Task goal »
Extract all lines in the data that contain the word "пшеницы".

BEGIN Exercise inputs

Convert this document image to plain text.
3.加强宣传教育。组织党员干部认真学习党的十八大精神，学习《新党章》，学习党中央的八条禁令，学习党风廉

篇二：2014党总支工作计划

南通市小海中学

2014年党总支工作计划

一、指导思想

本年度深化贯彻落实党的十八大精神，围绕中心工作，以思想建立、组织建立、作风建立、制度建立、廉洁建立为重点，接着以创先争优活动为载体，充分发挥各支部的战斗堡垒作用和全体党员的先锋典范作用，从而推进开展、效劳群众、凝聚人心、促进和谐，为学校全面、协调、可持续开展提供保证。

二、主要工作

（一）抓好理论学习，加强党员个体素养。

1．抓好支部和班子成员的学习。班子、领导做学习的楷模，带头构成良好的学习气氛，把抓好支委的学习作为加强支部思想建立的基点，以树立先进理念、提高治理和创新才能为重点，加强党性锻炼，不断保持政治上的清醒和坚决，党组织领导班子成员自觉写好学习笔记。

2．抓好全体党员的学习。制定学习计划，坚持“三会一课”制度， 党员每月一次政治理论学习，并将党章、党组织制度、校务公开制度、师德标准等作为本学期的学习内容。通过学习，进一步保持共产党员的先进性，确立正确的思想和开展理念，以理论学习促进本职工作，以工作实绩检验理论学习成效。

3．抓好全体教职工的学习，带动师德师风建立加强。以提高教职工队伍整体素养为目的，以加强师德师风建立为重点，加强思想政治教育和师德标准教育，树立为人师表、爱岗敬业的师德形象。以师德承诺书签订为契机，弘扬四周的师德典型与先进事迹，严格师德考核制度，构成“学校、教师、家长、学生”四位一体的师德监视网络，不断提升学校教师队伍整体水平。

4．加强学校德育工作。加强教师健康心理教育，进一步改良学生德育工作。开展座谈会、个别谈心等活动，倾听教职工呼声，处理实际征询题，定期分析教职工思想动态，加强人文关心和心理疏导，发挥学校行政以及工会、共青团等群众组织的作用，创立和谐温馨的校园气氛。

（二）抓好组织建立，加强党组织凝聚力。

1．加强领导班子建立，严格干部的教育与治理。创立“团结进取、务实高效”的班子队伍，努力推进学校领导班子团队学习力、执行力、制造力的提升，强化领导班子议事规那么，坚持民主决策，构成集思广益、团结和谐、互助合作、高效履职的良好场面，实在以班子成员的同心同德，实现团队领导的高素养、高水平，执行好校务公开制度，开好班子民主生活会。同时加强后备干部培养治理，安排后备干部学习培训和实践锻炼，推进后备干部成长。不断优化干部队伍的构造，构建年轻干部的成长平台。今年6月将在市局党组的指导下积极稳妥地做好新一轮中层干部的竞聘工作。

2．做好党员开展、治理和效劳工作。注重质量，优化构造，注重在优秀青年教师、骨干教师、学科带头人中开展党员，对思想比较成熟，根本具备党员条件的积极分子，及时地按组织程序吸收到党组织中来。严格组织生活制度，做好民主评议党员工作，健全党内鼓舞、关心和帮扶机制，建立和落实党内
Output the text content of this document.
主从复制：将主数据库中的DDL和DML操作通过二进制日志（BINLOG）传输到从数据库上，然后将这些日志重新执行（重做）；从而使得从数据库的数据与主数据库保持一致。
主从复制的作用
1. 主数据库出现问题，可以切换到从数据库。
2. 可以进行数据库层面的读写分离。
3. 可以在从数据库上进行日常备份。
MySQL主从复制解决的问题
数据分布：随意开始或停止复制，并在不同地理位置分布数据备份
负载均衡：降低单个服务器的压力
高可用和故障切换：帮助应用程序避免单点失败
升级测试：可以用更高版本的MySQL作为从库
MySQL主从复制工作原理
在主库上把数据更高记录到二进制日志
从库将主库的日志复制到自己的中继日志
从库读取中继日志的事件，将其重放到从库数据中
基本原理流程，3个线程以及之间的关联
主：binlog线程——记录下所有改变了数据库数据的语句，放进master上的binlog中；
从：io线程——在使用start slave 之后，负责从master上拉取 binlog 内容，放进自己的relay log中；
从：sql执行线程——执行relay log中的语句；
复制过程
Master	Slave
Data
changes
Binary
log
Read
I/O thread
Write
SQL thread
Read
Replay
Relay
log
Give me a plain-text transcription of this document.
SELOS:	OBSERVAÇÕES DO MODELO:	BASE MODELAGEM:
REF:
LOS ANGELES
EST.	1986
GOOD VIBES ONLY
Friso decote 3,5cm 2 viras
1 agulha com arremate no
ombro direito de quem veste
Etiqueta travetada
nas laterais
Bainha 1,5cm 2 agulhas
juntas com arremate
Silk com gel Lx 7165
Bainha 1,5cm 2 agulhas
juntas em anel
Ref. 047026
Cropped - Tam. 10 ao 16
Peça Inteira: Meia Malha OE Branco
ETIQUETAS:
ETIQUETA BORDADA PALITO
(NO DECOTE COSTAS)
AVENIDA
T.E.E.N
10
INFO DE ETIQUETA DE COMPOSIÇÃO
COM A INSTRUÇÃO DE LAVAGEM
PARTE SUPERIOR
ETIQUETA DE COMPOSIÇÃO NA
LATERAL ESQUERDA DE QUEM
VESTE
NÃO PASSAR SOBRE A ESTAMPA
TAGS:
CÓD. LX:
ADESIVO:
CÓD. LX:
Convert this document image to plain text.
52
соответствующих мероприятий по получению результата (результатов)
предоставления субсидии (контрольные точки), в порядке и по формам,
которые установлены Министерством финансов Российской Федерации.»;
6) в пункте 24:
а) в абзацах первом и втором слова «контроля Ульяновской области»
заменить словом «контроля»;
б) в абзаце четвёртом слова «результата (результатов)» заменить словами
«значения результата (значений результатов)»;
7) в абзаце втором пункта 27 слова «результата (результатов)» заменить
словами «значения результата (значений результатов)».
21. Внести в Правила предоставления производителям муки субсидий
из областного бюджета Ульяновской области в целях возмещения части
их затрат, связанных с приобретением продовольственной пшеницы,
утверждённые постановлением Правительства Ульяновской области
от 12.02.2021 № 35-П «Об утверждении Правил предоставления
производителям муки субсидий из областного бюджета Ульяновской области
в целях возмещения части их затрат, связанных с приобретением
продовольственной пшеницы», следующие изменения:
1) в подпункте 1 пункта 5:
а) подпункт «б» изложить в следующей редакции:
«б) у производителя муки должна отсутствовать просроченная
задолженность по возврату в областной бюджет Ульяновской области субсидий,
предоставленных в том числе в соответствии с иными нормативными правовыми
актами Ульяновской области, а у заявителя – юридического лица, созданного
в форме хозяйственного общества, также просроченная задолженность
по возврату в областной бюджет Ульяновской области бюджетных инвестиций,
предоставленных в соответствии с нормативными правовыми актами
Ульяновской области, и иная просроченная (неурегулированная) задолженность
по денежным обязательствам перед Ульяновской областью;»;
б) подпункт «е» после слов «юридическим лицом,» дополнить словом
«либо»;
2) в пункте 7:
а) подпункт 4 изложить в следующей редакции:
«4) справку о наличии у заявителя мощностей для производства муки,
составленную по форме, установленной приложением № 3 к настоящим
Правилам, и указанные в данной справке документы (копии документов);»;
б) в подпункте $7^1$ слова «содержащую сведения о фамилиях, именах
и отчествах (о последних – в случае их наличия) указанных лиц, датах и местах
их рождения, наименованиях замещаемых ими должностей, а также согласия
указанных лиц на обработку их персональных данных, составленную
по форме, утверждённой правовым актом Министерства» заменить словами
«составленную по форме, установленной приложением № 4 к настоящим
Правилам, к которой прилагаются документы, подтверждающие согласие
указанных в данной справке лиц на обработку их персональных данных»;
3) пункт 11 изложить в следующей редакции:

END Exercise inputs

Solution to the exercise »
их затрат, связанных с приобретением продовольственной пшеницы,
продовольственной пшеницы», следующие изменения:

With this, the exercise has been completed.